*Task details*:
Will you quote all of the entries, word for word?

*Items*:
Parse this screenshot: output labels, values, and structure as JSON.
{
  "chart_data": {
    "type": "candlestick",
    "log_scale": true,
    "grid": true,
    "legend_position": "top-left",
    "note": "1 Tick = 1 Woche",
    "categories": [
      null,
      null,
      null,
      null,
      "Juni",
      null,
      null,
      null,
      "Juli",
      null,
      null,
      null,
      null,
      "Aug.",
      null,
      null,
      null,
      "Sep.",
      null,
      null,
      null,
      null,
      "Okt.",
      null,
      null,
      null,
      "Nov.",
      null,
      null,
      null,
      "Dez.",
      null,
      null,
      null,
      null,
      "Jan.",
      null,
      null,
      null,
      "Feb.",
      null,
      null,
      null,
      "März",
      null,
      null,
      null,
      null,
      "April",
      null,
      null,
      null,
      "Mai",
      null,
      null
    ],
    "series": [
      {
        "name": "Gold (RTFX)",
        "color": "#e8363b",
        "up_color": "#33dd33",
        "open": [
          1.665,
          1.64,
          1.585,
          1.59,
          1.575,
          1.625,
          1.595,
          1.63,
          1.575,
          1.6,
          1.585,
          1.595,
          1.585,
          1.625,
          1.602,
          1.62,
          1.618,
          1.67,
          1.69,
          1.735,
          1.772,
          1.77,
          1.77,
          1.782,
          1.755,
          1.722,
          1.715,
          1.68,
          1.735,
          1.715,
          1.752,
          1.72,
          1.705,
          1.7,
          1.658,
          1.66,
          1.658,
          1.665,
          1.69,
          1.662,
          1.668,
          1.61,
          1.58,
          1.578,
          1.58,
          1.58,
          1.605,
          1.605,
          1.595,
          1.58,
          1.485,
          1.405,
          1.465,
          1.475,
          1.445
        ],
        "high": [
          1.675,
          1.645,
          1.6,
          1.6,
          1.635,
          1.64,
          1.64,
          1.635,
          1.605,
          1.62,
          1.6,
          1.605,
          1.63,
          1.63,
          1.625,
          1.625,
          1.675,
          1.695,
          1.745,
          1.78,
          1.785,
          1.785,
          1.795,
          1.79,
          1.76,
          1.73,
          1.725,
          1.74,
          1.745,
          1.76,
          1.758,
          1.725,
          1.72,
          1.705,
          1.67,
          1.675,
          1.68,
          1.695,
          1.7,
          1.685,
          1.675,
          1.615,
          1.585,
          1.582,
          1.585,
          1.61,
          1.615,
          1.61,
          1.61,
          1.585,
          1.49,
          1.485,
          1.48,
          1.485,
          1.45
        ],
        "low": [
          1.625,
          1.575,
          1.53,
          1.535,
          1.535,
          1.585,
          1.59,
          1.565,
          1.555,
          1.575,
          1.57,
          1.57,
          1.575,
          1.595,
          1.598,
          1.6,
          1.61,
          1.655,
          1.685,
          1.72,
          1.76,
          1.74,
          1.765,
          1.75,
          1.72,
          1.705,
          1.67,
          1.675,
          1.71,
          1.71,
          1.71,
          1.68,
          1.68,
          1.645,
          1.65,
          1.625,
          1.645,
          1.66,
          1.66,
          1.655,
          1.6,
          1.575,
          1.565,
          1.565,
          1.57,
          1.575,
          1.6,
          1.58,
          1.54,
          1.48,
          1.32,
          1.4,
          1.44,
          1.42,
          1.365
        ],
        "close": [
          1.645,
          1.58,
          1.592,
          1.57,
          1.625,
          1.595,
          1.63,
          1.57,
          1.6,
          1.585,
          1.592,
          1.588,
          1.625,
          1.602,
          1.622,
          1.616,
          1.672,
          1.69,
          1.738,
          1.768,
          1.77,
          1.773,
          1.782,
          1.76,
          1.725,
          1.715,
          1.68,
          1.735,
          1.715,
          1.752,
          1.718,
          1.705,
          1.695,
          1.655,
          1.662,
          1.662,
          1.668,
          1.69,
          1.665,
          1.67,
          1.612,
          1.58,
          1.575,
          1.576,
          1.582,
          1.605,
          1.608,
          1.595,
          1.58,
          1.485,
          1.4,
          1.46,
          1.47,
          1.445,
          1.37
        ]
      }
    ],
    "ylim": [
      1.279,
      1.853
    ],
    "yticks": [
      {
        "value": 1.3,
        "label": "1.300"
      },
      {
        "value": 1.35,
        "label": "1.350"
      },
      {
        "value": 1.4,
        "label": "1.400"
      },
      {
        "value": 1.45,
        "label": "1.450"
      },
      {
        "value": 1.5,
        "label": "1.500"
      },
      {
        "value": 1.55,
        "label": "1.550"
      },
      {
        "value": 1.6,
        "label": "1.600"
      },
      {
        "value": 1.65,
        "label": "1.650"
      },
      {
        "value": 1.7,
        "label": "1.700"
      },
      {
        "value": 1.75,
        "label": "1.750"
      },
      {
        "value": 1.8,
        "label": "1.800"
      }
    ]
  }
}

*Solved problem*:
Parse this screenshot: output labels, values, and structure as JSON.
{
  "chart_data": {
    "type": "candlestick",
    "log_scale": true,
    "grid": true,
    "legend_position": "top-left",
    "note": "1 Tick = 1 Woche",
    "categories": [
      null,
      null,
      null,
      null,
      "Juni",
      null,
      null,
      null,
      "Juli",
      null,
      null,
      null,
      null,
      "Aug.",
      null,
      null,
      null,
      "Sep.",
      null,
      null,
      null,
      null,
      "Okt.",
      null,
      null,
      null,
      "Nov.",
      null,
      null,
      null,
      "Dez.",
      null,
      null,
      null,
      null,
      "Jan.",
      null,
      null,
      null,
      "Feb.",
      null,
      null,
      null,
      "März",
      null,
      null,
      null,
      null,
      "April",
      null,
      null,
      null,
      "Mai",
      null,
      null
    ],
    "series": [
      {
        "name": "Gold (RTFX)",
        "color": "#e8363b",
        "up_color": "#33dd33",
        "open": [
          1.665,
          1.64,
          1.585,
          1.59,
          1.575,
          1.625,
          1.595,
          1.63,
          1.575,
          1.6,
          1.585,
          1.595,
          1.585,
          1.625,
          1.602,
          1.62,
          1.618,
          1.67,
          1.69,
          1.735,
          1.772,
          1.77,
          1.77,
          1.782,
          1.755,
          1.722,
          1.715,
          1.68,
          1.735,
          1.715,
          1.752,
          1.72,
          1.705,
          1.7,
          1.658,
          1.66,
          1.658,
          1.665,
          1.69,
          1.662,
          1.668,
          1.61,
          1.58,
          1.578,
          1.58,
          1.58,
          1.605,
          1.605,
          1.595,
          1.58,
          1.485,
          1.405,
          1.465,
          1.475,
          1.445
        ],
        "high": [
          1.675,
          1.645,
          1.6,
          1.6,
          1.635,
          1.64,
          1.64,
          1.635,
          1.605,
          1.62,
          1.6,
          1.605,
          1.63,
          1.63,
          1.625,
          1.625,
          1.675,
          1.695,
          1.745,
          1.78,
          1.785,
          1.785,
          1.795,
          1.79,
          1.76,
          1.73,
          1.725,
          1.74,
          1.745,
          1.76,
          1.758,
          1.725,
          1.72,
          1.705,
          1.67,
          1.675,
          1.68,
          1.695,
          1.7,
          1.685,
          1.675,
          1.615,
          1.585,
          1.582,
          1.585,
          1.61,
          1.615,
          1.61,
          1.61,
          1.585,
          1.49,
          1.485,
          1.48,
          1.485,
          1.45
        ],
        "low": [
          1.625,
          1.575,
          1.53,
          1.535,
          1.535,
          1.585,
          1.59,
          1.565,
          1.555,
          1.575,
          1.57,
          1.57,
          1.575,
          1.595,
          1.598,
          1.6,
          1.61,
          1.655,
          1.685,
          1.72,
          1.76,
          1.74,
          1.765,
          1.75,
          1.72,
          1.705,
          1.67,
          1.675,
          1.71,
          1.71,
          1.71,
          1.68,
          1.68,
          1.645,
          1.65,
          1.625,
          1.645,
          1.66,
          1.66,
          1.655,
          1.6,
          1.575,
          1.565,
          1.565,
          1.57,
          1.575,
          1.6,
          1.58,
          1.54,
          1.48,
          1.32,
          1.4,
          1.44,
          1.42,
          1.365
        ],
        "close": [
          1.645,
          1.58,
          1.592,
          1.57,
          1.625,
          1.595,
          1.63,
          1.57,
          1.6,
          1.585,
          1.592,
          1.588,
          1.625,
          1.602,
          1.622,
          1.616,
          1.672,
          1.69,
          1.738,
          1.768,
          1.77,
          1.773,
          1.782,
          1.76,
          1.725,
          1.715,
          1.68,
          1.735,
          1.715,
          1.752,
          1.718,
          1.705,
          1.695,
          1.655,
          1.662,
          1.662,
          1.668,
          1.69,
          1.665,
          1.67,
          1.612,
          1.58,
          1.575,
          1.576,
          1.582,
          1.605,
          1.608,
          1.595,
          1.58,
          1.485,
          1.4,
          1.46,
          1.47,
          1.445,
          1.37
        ]
      }
    ],
    "ylim": [
      1.279,
      1.853
    ],
    "yticks": [
      {
        "value": 1.3,
        "label": "1.300"
      },
      {
        "value": 1.35,
        "label": "1.350"
      },
      {
        "value": 1.4,
        "label": "1.400"
      },
      {
        "value": 1.45,
        "label": "1.450"
      },
      {
        "value": 1.5,
        "label": "1.500"
      },
      {
        "value": 1.55,
        "label": "1.550"
      },
      {
        "value": 1.6,
        "label": "1.600"
      },
      {
        "value": 1.65,
        "label": "1.650"
      },
      {
        "value": 1.7,
        "label": "1.700"
      },
      {
        "value": 1.75,
        "label": "1.750"
      },
      {
        "value": 1.8,
        "label": "1.800"
      }
    ]
  }
}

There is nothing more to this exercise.